(Data items)
☆ ☆ ☆ ☆ ☆ ☆ ☆
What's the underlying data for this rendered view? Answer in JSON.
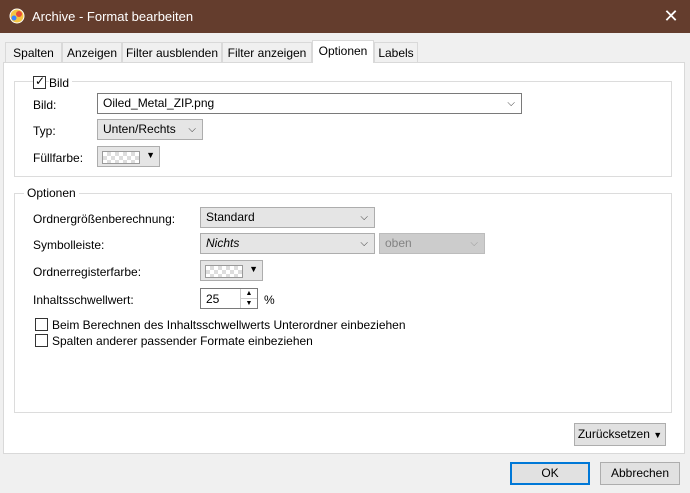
{
  "window": {
    "title": "Archive - Format bearbeiten",
    "close_glyph": "✕"
  },
  "tabs": [
    {
      "label": "Spalten",
      "active": false
    },
    {
      "label": "Anzeigen",
      "active": false
    },
    {
      "label": "Filter ausblenden",
      "active": false
    },
    {
      "label": "Filter anzeigen",
      "active": false
    },
    {
      "label": "Optionen",
      "active": true
    },
    {
      "label": "Labels",
      "active": false
    }
  ],
  "bild_group": {
    "checkbox_label": "Bild",
    "checked": true,
    "bild_label": "Bild:",
    "bild_value": "Oiled_Metal_ZIP.png",
    "typ_label": "Typ:",
    "typ_value": "Unten/Rechts",
    "fill_label": "Füllfarbe:"
  },
  "options_group": {
    "title": "Optionen",
    "size_calc_label": "Ordnergrößenberechnung:",
    "size_calc_value": "Standard",
    "toolbar_label": "Symbolleiste:",
    "toolbar_value": "Nichts",
    "toolbar_position_value": "oben",
    "tab_color_label": "Ordnerregisterfarbe:",
    "threshold_label": "Inhaltsschwellwert:",
    "threshold_value": "25",
    "threshold_unit": "%",
    "include_subfolders_label": "Beim Berechnen des Inhaltsschwellwerts Unterordner einbeziehen",
    "include_subfolders_checked": false,
    "include_columns_label": "Spalten anderer passender Formate einbeziehen",
    "include_columns_checked": false
  },
  "buttons": {
    "reset_label": "Zurücksetzen",
    "ok_label": "OK",
    "cancel_label": "Abbrechen"
  },
  "icons": {
    "app": "archive-app-icon",
    "dropdown": "chevron-down-icon",
    "check": "checkmark-icon"
  }
}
☆ ☆ ☆ ☆ ☆ ☆ ☆
Output the full set of records above without changing a word, and drop the images.

What's the underlying data for this rendered view? Answer in JSON.
{
  "window": {
    "title": "Archive - Format bearbeiten",
    "close_glyph": "✕"
  },
  "tabs": [
    {
      "label": "Spalten",
      "active": false
    },
    {
      "label": "Anzeigen",
      "active": false
    },
    {
      "label": "Filter ausblenden",
      "active": false
    },
    {
      "label": "Filter anzeigen",
      "active": false
    },
    {
      "label": "Optionen",
      "active": true
    },
    {
      "label": "Labels",
      "active": false
    }
  ],
  "bild_group": {
    "checkbox_label": "Bild",
    "checked": true,
    "bild_label": "Bild:",
    "bild_value": "Oiled_Metal_ZIP.png",
    "typ_label": "Typ:",
    "typ_value": "Unten/Rechts",
    "fill_label": "Füllfarbe:"
  },
  "options_group": {
    "title": "Optionen",
    "size_calc_label": "Ordnergrößenberechnung:",
    "size_calc_value": "Standard",
    "toolbar_label": "Symbolleiste:",
    "toolbar_value": "Nichts",
    "toolbar_position_value": "oben",
    "tab_color_label": "Ordnerregisterfarbe:",
    "threshold_label": "Inhaltsschwellwert:",
    "threshold_value": "25",
    "threshold_unit": "%",
    "include_subfolders_label": "Beim Berechnen des Inhaltsschwellwerts Unterordner einbeziehen",
    "include_subfolders_checked": false,
    "include_columns_label": "Spalten anderer passender Formate einbeziehen",
    "include_columns_checked": false
  },
  "buttons": {
    "reset_label": "Zurücksetzen",
    "ok_label": "OK",
    "cancel_label": "Abbrechen"
  },
  "icons": {
    "app": "archive-app-icon",
    "dropdown": "chevron-down-icon",
    "check": "checkmark-icon"
  }
}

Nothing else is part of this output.